Work to complete
Locate each line in the records containing "JSON". Copy it.

-- START OF Supplied entries --

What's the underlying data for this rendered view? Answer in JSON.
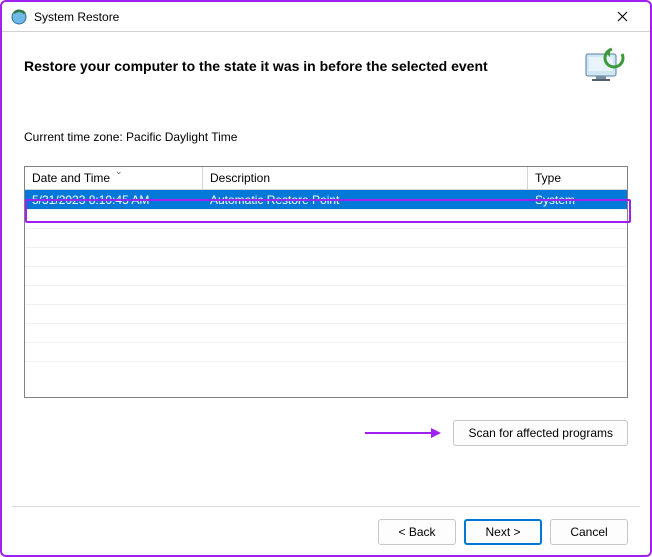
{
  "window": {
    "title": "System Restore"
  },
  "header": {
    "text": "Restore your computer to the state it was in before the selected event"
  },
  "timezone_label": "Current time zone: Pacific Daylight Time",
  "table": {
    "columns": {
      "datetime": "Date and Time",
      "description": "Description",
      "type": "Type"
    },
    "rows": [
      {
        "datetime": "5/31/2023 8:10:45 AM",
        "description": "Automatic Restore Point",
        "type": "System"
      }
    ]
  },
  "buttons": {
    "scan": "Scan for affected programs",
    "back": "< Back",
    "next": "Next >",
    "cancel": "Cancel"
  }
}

-- END OF Supplied entries --
-- START OF Supplied entries --

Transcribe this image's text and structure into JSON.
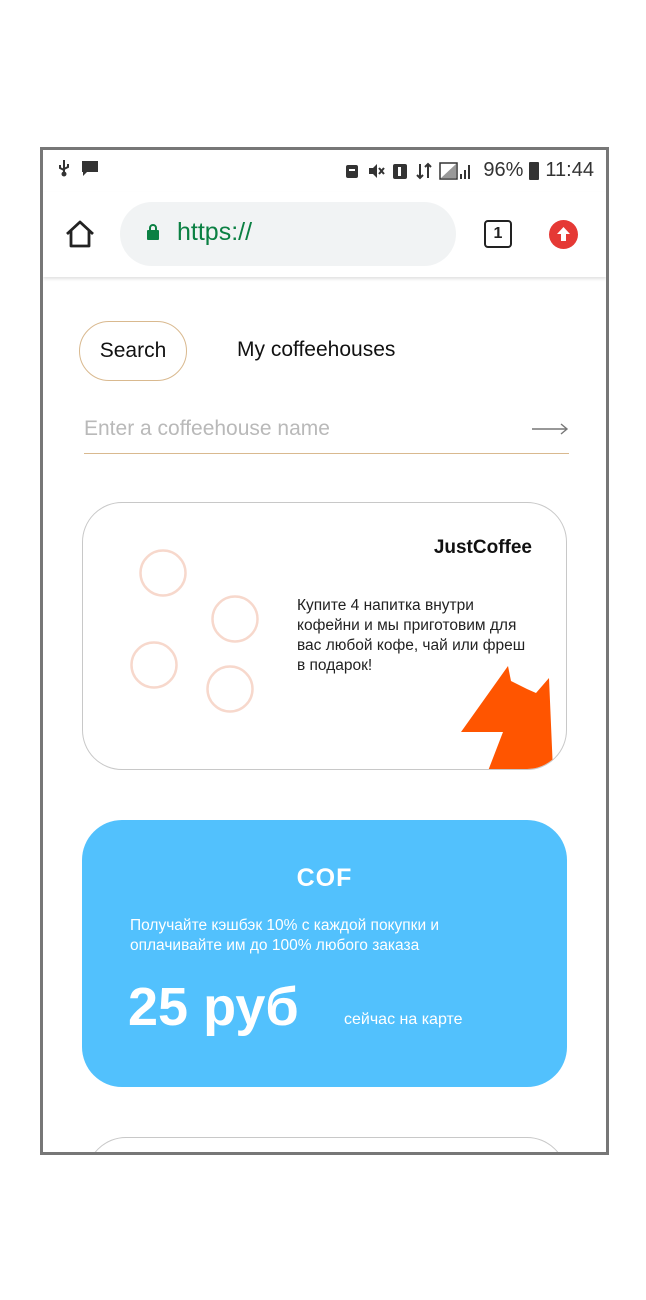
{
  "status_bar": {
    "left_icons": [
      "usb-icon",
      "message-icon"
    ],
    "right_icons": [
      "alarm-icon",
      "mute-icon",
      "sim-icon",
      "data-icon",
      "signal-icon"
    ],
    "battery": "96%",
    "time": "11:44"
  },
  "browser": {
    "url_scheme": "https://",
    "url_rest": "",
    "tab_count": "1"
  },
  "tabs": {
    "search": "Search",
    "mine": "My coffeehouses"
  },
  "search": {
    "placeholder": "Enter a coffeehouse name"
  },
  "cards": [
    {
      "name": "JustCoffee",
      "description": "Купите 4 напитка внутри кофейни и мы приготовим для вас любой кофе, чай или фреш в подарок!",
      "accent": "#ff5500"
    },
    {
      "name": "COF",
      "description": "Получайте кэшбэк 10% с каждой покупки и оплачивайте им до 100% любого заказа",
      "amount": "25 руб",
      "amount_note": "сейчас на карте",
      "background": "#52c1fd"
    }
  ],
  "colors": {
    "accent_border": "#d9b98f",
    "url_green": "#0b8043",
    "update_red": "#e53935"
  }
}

-- END OF Supplied entries --

Written answer
What's the underlying data for this rendered view? Answer in JSON.
Transcribe this image's text and structure into JSON.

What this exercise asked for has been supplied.